## The task
Exact reproduction is required for all entries.

## Saved entries
--*--
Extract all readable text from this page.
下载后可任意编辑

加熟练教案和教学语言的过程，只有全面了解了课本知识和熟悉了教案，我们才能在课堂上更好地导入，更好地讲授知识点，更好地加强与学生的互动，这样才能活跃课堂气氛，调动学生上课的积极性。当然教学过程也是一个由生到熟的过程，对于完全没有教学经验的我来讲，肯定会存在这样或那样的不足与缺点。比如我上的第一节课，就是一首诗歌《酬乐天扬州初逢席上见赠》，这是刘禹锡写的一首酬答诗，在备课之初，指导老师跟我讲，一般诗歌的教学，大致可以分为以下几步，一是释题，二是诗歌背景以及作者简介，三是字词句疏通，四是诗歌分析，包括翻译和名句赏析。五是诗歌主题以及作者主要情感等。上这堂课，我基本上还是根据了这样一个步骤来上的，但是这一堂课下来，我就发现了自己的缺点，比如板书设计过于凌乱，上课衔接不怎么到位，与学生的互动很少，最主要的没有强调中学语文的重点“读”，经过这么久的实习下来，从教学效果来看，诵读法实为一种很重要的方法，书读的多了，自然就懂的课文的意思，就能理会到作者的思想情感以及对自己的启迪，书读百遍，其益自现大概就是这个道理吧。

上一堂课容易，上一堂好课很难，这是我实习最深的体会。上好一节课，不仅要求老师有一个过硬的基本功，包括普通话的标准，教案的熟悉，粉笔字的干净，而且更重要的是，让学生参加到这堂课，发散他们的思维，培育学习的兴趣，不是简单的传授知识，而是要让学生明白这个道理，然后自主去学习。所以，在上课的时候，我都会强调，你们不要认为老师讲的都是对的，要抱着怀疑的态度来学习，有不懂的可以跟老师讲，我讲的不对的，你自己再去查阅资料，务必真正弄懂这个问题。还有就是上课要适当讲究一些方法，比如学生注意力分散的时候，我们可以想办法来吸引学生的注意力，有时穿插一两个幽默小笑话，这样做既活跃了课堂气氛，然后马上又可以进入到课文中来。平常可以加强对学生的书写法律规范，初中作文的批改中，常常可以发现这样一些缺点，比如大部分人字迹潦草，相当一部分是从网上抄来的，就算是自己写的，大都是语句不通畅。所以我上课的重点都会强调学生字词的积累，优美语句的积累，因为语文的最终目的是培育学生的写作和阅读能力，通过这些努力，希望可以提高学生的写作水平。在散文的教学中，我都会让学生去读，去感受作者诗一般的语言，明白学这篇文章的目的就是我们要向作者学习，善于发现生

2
--*--
## Reply to the task
Extract all readable text from this page.
下载后可任意编辑

加熟练教案和教学语言的过程，只有全面了解了课本知识和熟悉了教案，我们才能在课堂上更好地导入，更好地讲授知识点，更好地加强与学生的互动，这样才能活跃课堂气氛，调动学生上课的积极性。当然教学过程也是一个由生到熟的过程，对于完全没有教学经验的我来讲，肯定会存在这样或那样的不足与缺点。比如我上的第一节课，就是一首诗歌《酬乐天扬州初逢席上见赠》，这是刘禹锡写的一首酬答诗，在备课之初，指导老师跟我讲，一般诗歌的教学，大致可以分为以下几步，一是释题，二是诗歌背景以及作者简介，三是字词句疏通，四是诗歌分析，包括翻译和名句赏析。五是诗歌主题以及作者主要情感等。上这堂课，我基本上还是根据了这样一个步骤来上的，但是这一堂课下来，我就发现了自己的缺点，比如板书设计过于凌乱，上课衔接不怎么到位，与学生的互动很少，最主要的没有强调中学语文的重点“读”，经过这么久的实习下来，从教学效果来看，诵读法实为一种很重要的方法，书读的多了，自然就懂的课文的意思，就能理会到作者的思想情感以及对自己的启迪，书读百遍，其益自现大概就是这个道理吧。

上一堂课容易，上一堂好课很难，这是我实习最深的体会。上好一节课，不仅要求老师有一个过硬的基本功，包括普通话的标准，教案的熟悉，粉笔字的干净，而且更重要的是，让学生参加到这堂课，发散他们的思维，培育学习的兴趣，不是简单的传授知识，而是要让学生明白这个道理，然后自主去学习。所以，在上课的时候，我都会强调，你们不要认为老师讲的都是对的，要抱着怀疑的态度来学习，有不懂的可以跟老师讲，我讲的不对的，你自己再去查阅资料，务必真正弄懂这个问题。还有就是上课要适当讲究一些方法，比如学生注意力分散的时候，我们可以想办法来吸引学生的注意力，有时穿插一两个幽默小笑话，这样做既活跃了课堂气氛，然后马上又可以进入到课文中来。平常可以加强对学生的书写法律规范，初中作文的批改中，常常可以发现这样一些缺点，比如大部分人字迹潦草，相当一部分是从网上抄来的，就算是自己写的，大都是语句不通畅。所以我上课的重点都会强调学生字词的积累，优美语句的积累，因为语文的最终目的是培育学生的写作和阅读能力，通过这些努力，希望可以提高学生的写作水平。在散文的教学中，我都会让学生去读，去感受作者诗一般的语言，明白学这篇文章的目的就是我们要向作者学习，善于发现生

2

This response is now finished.